--- START DATA FOR THIS TASK ---

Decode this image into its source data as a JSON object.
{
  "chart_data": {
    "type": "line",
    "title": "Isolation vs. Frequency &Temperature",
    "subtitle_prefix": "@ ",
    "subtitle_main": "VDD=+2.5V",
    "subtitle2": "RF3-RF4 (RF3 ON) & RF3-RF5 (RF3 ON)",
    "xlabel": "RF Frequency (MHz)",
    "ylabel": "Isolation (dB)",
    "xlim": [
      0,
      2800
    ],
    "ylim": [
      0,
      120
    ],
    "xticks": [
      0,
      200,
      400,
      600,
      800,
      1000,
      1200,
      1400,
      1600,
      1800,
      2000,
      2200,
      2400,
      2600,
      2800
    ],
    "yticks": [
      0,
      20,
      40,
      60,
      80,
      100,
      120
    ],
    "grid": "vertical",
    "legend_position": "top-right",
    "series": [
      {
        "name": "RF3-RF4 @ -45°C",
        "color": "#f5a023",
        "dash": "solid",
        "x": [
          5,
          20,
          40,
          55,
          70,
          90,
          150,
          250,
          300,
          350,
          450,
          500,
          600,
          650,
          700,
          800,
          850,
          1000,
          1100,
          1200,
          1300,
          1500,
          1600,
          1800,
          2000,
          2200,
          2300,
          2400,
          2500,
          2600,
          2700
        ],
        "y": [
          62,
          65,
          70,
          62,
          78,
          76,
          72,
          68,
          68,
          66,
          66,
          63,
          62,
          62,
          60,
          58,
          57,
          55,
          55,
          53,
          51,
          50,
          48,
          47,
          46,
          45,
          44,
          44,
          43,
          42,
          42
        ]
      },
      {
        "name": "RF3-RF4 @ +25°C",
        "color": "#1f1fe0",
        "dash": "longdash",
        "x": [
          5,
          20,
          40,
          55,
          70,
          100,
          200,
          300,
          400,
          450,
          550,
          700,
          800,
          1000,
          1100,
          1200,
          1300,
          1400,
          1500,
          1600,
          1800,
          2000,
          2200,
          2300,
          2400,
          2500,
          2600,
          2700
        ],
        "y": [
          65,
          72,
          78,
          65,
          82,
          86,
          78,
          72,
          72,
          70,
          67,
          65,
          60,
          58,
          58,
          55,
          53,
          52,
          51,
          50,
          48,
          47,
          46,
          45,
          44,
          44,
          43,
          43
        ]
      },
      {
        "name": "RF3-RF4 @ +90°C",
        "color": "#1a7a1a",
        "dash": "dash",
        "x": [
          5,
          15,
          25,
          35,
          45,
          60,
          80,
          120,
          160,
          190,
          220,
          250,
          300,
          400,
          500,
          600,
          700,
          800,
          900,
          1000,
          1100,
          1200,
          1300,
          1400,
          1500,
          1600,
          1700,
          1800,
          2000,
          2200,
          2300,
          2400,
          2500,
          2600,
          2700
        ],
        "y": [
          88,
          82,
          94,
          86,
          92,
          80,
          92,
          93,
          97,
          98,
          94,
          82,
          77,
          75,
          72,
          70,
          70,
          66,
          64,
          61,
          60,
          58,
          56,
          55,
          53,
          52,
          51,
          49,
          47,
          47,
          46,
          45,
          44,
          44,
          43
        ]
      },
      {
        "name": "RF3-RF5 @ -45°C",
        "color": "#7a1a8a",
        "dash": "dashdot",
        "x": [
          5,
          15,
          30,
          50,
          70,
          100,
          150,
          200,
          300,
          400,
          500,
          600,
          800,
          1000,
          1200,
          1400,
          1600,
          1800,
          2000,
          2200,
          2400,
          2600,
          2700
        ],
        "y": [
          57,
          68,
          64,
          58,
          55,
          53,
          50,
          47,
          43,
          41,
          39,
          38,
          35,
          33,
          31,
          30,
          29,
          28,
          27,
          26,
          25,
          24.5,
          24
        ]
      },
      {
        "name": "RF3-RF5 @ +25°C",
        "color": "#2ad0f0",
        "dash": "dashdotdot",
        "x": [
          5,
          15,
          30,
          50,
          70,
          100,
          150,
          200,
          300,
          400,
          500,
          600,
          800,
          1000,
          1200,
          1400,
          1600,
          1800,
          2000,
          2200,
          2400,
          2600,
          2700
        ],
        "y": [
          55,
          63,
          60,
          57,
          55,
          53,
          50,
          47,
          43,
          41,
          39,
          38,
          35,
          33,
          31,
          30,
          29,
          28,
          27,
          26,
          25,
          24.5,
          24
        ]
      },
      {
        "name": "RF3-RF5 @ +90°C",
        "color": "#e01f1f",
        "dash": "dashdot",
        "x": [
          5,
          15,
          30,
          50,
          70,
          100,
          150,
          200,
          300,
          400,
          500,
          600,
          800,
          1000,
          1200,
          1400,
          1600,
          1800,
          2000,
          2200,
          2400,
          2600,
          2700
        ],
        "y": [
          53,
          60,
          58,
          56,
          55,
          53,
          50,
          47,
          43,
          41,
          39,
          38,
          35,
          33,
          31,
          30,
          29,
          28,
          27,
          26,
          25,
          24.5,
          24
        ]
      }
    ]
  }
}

--- END DATA FOR THIS TASK ---

Please repeat all the records above exactly as they appear.

Decode this image into its source data as a JSON object.
{
  "chart_data": {
    "type": "line",
    "title": "Isolation vs. Frequency &Temperature",
    "subtitle_prefix": "@ ",
    "subtitle_main": "VDD=+2.5V",
    "subtitle2": "RF3-RF4 (RF3 ON) & RF3-RF5 (RF3 ON)",
    "xlabel": "RF Frequency (MHz)",
    "ylabel": "Isolation (dB)",
    "xlim": [
      0,
      2800
    ],
    "ylim": [
      0,
      120
    ],
    "xticks": [
      0,
      200,
      400,
      600,
      800,
      1000,
      1200,
      1400,
      1600,
      1800,
      2000,
      2200,
      2400,
      2600,
      2800
    ],
    "yticks": [
      0,
      20,
      40,
      60,
      80,
      100,
      120
    ],
    "grid": "vertical",
    "legend_position": "top-right",
    "series": [
      {
        "name": "RF3-RF4 @ -45°C",
        "color": "#f5a023",
        "dash": "solid",
        "x": [
          5,
          20,
          40,
          55,
          70,
          90,
          150,
          250,
          300,
          350,
          450,
          500,
          600,
          650,
          700,
          800,
          850,
          1000,
          1100,
          1200,
          1300,
          1500,
          1600,
          1800,
          2000,
          2200,
          2300,
          2400,
          2500,
          2600,
          2700
        ],
        "y": [
          62,
          65,
          70,
          62,
          78,
          76,
          72,
          68,
          68,
          66,
          66,
          63,
          62,
          62,
          60,
          58,
          57,
          55,
          55,
          53,
          51,
          50,
          48,
          47,
          46,
          45,
          44,
          44,
          43,
          42,
          42
        ]
      },
      {
        "name": "RF3-RF4 @ +25°C",
        "color": "#1f1fe0",
        "dash": "longdash",
        "x": [
          5,
          20,
          40,
          55,
          70,
          100,
          200,
          300,
          400,
          450,
          550,
          700,
          800,
          1000,
          1100,
          1200,
          1300,
          1400,
          1500,
          1600,
          1800,
          2000,
          2200,
          2300,
          2400,
          2500,
          2600,
          2700
        ],
        "y": [
          65,
          72,
          78,
          65,
          82,
          86,
          78,
          72,
          72,
          70,
          67,
          65,
          60,
          58,
          58,
          55,
          53,
          52,
          51,
          50,
          48,
          47,
          46,
          45,
          44,
          44,
          43,
          43
        ]
      },
      {
        "name": "RF3-RF4 @ +90°C",
        "color": "#1a7a1a",
        "dash": "dash",
        "x": [
          5,
          15,
          25,
          35,
          45,
          60,
          80,
          120,
          160,
          190,
          220,
          250,
          300,
          400,
          500,
          600,
          700,
          800,
          900,
          1000,
          1100,
          1200,
          1300,
          1400,
          1500,
          1600,
          1700,
          1800,
          2000,
          2200,
          2300,
          2400,
          2500,
          2600,
          2700
        ],
        "y": [
          88,
          82,
          94,
          86,
          92,
          80,
          92,
          93,
          97,
          98,
          94,
          82,
          77,
          75,
          72,
          70,
          70,
          66,
          64,
          61,
          60,
          58,
          56,
          55,
          53,
          52,
          51,
          49,
          47,
          47,
          46,
          45,
          44,
          44,
          43
        ]
      },
      {
        "name": "RF3-RF5 @ -45°C",
        "color": "#7a1a8a",
        "dash": "dashdot",
        "x": [
          5,
          15,
          30,
          50,
          70,
          100,
          150,
          200,
          300,
          400,
          500,
          600,
          800,
          1000,
          1200,
          1400,
          1600,
          1800,
          2000,
          2200,
          2400,
          2600,
          2700
        ],
        "y": [
          57,
          68,
          64,
          58,
          55,
          53,
          50,
          47,
          43,
          41,
          39,
          38,
          35,
          33,
          31,
          30,
          29,
          28,
          27,
          26,
          25,
          24.5,
          24
        ]
      },
      {
        "name": "RF3-RF5 @ +25°C",
        "color": "#2ad0f0",
        "dash": "dashdotdot",
        "x": [
          5,
          15,
          30,
          50,
          70,
          100,
          150,
          200,
          300,
          400,
          500,
          600,
          800,
          1000,
          1200,
          1400,
          1600,
          1800,
          2000,
          2200,
          2400,
          2600,
          2700
        ],
        "y": [
          55,
          63,
          60,
          57,
          55,
          53,
          50,
          47,
          43,
          41,
          39,
          38,
          35,
          33,
          31,
          30,
          29,
          28,
          27,
          26,
          25,
          24.5,
          24
        ]
      },
      {
        "name": "RF3-RF5 @ +90°C",
        "color": "#e01f1f",
        "dash": "dashdot",
        "x": [
          5,
          15,
          30,
          50,
          70,
          100,
          150,
          200,
          300,
          400,
          500,
          600,
          800,
          1000,
          1200,
          1400,
          1600,
          1800,
          2000,
          2200,
          2400,
          2600,
          2700
        ],
        "y": [
          53,
          60,
          58,
          56,
          55,
          53,
          50,
          47,
          43,
          41,
          39,
          38,
          35,
          33,
          31,
          30,
          29,
          28,
          27,
          26,
          25,
          24.5,
          24
        ]
      }
    ]
  }
}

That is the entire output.